To be done: Reproduce the material below in full, substituting "sweep-icon" for every occurrence of "broom-icon" and leaving everything else unchanged.

Raw records:

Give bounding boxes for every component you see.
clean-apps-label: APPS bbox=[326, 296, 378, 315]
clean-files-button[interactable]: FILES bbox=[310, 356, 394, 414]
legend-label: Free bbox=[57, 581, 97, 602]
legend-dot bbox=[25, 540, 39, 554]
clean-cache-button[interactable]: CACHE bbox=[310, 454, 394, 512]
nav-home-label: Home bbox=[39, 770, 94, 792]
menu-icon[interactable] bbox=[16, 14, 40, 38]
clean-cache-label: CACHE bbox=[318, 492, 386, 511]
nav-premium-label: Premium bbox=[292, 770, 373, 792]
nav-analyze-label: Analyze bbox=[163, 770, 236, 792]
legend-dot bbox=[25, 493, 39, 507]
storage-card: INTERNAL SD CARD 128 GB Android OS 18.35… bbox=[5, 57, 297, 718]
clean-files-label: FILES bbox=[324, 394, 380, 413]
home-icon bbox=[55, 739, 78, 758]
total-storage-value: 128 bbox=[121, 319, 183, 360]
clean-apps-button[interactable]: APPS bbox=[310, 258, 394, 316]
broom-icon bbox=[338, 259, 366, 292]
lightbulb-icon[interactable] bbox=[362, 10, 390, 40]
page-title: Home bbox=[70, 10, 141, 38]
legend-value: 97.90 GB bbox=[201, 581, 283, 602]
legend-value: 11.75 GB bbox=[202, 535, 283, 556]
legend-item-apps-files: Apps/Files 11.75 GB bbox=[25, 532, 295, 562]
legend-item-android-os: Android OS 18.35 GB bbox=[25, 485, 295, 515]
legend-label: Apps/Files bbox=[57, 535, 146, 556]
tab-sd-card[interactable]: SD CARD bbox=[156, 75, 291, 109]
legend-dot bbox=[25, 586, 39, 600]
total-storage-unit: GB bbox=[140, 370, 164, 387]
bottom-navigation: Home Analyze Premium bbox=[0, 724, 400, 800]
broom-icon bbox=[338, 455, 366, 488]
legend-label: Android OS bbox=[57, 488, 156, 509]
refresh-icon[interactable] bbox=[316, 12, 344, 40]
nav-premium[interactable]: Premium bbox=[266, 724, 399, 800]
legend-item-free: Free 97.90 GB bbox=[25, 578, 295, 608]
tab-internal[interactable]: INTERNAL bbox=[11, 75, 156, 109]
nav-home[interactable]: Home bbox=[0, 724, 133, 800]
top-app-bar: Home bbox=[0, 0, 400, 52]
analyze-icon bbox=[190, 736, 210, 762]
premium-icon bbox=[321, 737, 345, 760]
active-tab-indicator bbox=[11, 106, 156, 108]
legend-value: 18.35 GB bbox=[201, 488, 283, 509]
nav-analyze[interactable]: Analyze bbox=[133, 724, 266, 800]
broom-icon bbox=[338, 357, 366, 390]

Solved problem:
Give bounding boxes for every component you see.
clean-apps-label: APPS bbox=[326, 296, 378, 315]
clean-files-button[interactable]: FILES bbox=[310, 356, 394, 414]
legend-label: Free bbox=[57, 581, 97, 602]
legend-dot bbox=[25, 540, 39, 554]
clean-cache-button[interactable]: CACHE bbox=[310, 454, 394, 512]
nav-home-label: Home bbox=[39, 770, 94, 792]
menu-icon[interactable] bbox=[16, 14, 40, 38]
clean-cache-label: CACHE bbox=[318, 492, 386, 511]
nav-premium-label: Premium bbox=[292, 770, 373, 792]
nav-analyze-label: Analyze bbox=[163, 770, 236, 792]
legend-dot bbox=[25, 493, 39, 507]
storage-card: INTERNAL SD CARD 128 GB Android OS 18.35… bbox=[5, 57, 297, 718]
clean-files-label: FILES bbox=[324, 394, 380, 413]
home-icon bbox=[55, 739, 78, 758]
total-storage-value: 128 bbox=[121, 319, 183, 360]
clean-apps-button[interactable]: APPS bbox=[310, 258, 394, 316]
sweep-icon bbox=[338, 259, 366, 292]
lightbulb-icon[interactable] bbox=[362, 10, 390, 40]
page-title: Home bbox=[70, 10, 141, 38]
legend-value: 97.90 GB bbox=[201, 581, 283, 602]
legend-value: 11.75 GB bbox=[202, 535, 283, 556]
legend-item-apps-files: Apps/Files 11.75 GB bbox=[25, 532, 295, 562]
legend-item-android-os: Android OS 18.35 GB bbox=[25, 485, 295, 515]
legend-label: Apps/Files bbox=[57, 535, 146, 556]
tab-sd-card[interactable]: SD CARD bbox=[156, 75, 291, 109]
legend-dot bbox=[25, 586, 39, 600]
total-storage-unit: GB bbox=[140, 370, 164, 387]
bottom-navigation: Home Analyze Premium bbox=[0, 724, 400, 800]
sweep-icon bbox=[338, 455, 366, 488]
legend-label: Android OS bbox=[57, 488, 156, 509]
refresh-icon[interactable] bbox=[316, 12, 344, 40]
nav-premium[interactable]: Premium bbox=[266, 724, 399, 800]
legend-item-free: Free 97.90 GB bbox=[25, 578, 295, 608]
tab-internal[interactable]: INTERNAL bbox=[11, 75, 156, 109]
nav-home[interactable]: Home bbox=[0, 724, 133, 800]
top-app-bar: Home bbox=[0, 0, 400, 52]
analyze-icon bbox=[190, 736, 210, 762]
premium-icon bbox=[321, 737, 345, 760]
active-tab-indicator bbox=[11, 106, 156, 108]
legend-value: 18.35 GB bbox=[201, 488, 283, 509]
nav-analyze[interactable]: Analyze bbox=[133, 724, 266, 800]
sweep-icon bbox=[338, 357, 366, 390]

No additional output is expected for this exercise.